■ Stated task 1
Please transcribe the passage on the NJEA and Sean Spiller's campaign between "Lilley explains why" and "too politically powerful?", inclusive.

Until today, when Mike Lilley of the Sunlight Policy Institute of New Jersey released a study called “COUNCILMAN SPILLER, MAYOR SPILLER, GOVERNOR SPILLER: NJEA Members Run for Office,” which posits that Sean Spiller’s campaign for mayor constitutes a “massive conflict of interest.” Lilley asks, “at what point does such a conflict of interest become detrimental to the state’s political order? “

Good question.

First, let’s look at the list of people/organizations that have donated to Spiller’s campaign. If you go to this link  for information from ELEC and type in “Sean Spiller” you’ll see the following donors and how much money they contributed to his mayoral campaign. Interestingly, few are from Montclair. Of course, NJEA is in there: President Marie Blistan donated $1,200 and NJEA itself gave him $8,200. A couple of other PAC’s are listed too.

But why did Governor Phil Murphy give Spiller’s campaign $2,600? Why did Jersey City Mayor Steve Fulop donate $600? Why all those benefactors from Piscataway and Red Bank and Chapel Hill?

Mike Lilley has a theory: NJEA has a long-term plan to train members to run for public office and “SPCN [Sunlight Policy Center of New Jersey] believes that New Jersey citizens should be aware of and concerned about these actual as well as perceived conflicts of interest, especially for high-ranking chief executives like mayors.  The NJEA has spoken publicly about someday electing a member to the governor’s office. SPCNJ asks whether a Governor Spiller would be right for New Jersey.” 

Lilley thinks not.

Let’s look back to Chris Christie’s 2009 election when NJEA was supporting incumbent Jon Corzine. The union employed “traditional tactics of outspending and out-organizing the competition” but lost badly. The next 8 years were tough. At Christie’s urging, 59% of towns voted down school budgets (a new law allows school boards to not put the annual budget to vote if it stays below the 2% cap) and the Legislature passed a tenure and pension reform bill that the union resents. Thus, writes, Lilley, “[t]he NJEA concluded that it was not enough to endorse politicians and use its political clout to keep them in line.  That had not worked. So the NJEA decided the answer was to elect its own members to public office.”

To that end NJEA leaders started the “Political Leadership Academy” (PLA), which trains and supports union members who want to run for office.  Why? Lilley quotes an NJEA post:

“Those who hold public office set priorities.  They decide, for example, whether to fully fund public schools or give tax breaks to millionaires.  It’s up to us to elect leaders who set the right priorities. It’s no longer enough to lobby decision-makers. We must become decision-makers.”

Lilley explains why he sees this as a conflict of interest:

Given that taxpayer dollars fund the NJEA, it is problematic that these dollars are being used to train and elect members of a special interest that expects those elected officials to advance the interests of the special interest – not the taxpaying public they are supposed to represent.  In this way, every NJEA member that is trained, supported and elected by the NJEA represents a conflict of interest.  That’s 1,310 potential conflicts of interest over the last five years.  Not only can this result in actual consequences if pro-NJEA bias seeps into policy decisions, but there is also the perception of a conflict that erodes public trust in the institutions of democratic governance.  It begs the question: At what point does a special interest become too politically powerful?

■ Records for this task
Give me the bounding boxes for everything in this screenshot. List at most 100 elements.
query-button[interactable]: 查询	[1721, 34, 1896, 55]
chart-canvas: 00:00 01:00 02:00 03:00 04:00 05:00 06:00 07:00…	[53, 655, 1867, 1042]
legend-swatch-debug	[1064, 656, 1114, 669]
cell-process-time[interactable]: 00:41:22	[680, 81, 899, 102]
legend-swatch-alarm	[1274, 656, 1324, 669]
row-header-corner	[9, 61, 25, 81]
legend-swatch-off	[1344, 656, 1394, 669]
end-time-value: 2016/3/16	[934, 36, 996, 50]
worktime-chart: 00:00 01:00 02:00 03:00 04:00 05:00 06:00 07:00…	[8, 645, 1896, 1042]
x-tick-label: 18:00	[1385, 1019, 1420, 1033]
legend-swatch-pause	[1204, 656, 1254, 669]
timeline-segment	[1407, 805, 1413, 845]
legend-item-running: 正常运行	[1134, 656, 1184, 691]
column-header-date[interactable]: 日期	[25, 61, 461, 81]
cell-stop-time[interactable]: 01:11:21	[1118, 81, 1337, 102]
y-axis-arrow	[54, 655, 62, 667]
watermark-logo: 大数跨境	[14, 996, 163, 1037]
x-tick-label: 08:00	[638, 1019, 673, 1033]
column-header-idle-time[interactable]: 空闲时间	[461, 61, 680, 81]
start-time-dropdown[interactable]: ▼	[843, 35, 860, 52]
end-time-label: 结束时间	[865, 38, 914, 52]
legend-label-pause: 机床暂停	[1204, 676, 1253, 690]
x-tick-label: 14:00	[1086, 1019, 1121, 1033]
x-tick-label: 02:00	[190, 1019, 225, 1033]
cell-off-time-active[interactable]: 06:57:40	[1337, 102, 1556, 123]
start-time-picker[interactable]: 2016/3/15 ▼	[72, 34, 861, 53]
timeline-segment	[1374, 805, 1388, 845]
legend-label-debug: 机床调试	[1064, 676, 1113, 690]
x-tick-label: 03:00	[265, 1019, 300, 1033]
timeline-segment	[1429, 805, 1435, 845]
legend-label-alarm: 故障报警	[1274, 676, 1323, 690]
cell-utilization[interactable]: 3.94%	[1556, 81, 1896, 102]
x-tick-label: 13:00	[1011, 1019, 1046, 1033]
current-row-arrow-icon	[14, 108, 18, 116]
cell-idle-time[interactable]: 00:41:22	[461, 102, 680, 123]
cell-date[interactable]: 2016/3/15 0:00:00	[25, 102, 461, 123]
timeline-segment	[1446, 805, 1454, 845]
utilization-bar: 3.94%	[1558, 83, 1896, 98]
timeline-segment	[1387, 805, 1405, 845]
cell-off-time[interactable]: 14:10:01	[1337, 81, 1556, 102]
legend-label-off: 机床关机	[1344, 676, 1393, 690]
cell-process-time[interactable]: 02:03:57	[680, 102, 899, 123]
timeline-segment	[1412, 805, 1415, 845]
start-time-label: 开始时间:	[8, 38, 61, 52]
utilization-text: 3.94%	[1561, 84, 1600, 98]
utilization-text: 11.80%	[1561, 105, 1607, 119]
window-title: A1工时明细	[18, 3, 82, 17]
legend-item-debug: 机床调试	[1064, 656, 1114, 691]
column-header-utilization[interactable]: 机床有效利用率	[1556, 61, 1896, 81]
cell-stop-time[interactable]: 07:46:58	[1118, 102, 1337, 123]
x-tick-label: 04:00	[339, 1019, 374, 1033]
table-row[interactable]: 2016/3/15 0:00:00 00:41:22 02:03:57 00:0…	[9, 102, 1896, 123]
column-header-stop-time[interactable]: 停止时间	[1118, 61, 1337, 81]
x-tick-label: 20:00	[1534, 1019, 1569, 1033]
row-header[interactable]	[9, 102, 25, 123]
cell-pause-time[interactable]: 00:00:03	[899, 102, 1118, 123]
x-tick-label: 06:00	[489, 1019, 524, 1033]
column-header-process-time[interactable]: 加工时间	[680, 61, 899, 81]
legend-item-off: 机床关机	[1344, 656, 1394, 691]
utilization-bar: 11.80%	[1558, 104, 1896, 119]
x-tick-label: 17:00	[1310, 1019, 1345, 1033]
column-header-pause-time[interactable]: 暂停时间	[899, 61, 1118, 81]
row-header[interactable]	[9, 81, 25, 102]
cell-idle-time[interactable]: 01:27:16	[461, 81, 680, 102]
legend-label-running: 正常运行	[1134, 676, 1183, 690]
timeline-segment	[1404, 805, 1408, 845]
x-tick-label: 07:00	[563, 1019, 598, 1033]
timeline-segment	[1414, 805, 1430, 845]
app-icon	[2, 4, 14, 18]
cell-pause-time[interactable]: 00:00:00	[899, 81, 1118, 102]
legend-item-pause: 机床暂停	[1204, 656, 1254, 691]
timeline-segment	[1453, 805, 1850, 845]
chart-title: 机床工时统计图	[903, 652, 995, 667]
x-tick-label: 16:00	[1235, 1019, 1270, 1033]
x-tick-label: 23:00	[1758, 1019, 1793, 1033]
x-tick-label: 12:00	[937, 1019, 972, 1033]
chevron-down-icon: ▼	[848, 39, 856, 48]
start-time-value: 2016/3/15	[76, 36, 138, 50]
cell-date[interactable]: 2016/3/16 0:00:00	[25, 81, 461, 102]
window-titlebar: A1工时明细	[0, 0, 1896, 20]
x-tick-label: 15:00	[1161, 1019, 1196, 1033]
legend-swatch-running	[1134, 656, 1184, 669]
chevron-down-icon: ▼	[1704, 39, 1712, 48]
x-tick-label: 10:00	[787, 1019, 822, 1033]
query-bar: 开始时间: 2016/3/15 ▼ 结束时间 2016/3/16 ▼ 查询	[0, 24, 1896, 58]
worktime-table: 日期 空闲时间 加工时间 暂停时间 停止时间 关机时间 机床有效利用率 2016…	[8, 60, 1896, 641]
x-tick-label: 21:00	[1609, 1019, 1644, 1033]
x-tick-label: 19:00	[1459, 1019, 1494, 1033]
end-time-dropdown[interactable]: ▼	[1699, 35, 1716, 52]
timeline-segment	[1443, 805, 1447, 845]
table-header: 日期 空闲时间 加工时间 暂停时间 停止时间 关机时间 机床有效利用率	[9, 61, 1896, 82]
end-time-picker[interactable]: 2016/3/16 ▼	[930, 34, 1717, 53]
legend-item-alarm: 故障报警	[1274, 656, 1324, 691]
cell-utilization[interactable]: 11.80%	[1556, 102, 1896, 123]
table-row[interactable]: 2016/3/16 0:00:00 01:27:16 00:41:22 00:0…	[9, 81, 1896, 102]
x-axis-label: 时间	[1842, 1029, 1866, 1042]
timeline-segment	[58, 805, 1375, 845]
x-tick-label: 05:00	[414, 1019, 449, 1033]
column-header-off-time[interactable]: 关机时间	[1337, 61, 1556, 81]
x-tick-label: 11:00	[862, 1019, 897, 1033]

■ Stated task 2
Gather every row that contains the word "utilization".

■ Output 1
Lilley explains why he sees this as a conflict of interest:

Given that taxpayer dollars fund the NJEA, it is problematic that these dollars are being used to train and elect members of a special interest that expects those elected officials to advance the interests of the special interest – not the taxpaying public they are supposed to represent.  In this way, every NJEA member that is trained, supported and elected by the NJEA represents a conflict of interest.  That’s 1,310 potential conflicts of interest over the last five years.  Not only can this result in actual consequences if pro-NJEA bias seeps into policy decisions, but there is also the perception of a conflict that erodes public trust in the institutions of democratic governance.  It begs the question: At what point does a special interest become too politically powerful?

■ Output 2
cell-utilization[interactable]: 3.94%	[1556, 81, 1896, 102]
utilization-bar: 3.94%	[1558, 83, 1896, 98]
utilization-text: 3.94%	[1561, 84, 1600, 98]
utilization-text: 11.80%	[1561, 105, 1607, 119]
column-header-utilization[interactable]: 机床有效利用率	[1556, 61, 1896, 81]
utilization-bar: 11.80%	[1558, 104, 1896, 119]
cell-utilization[interactable]: 11.80%	[1556, 102, 1896, 123]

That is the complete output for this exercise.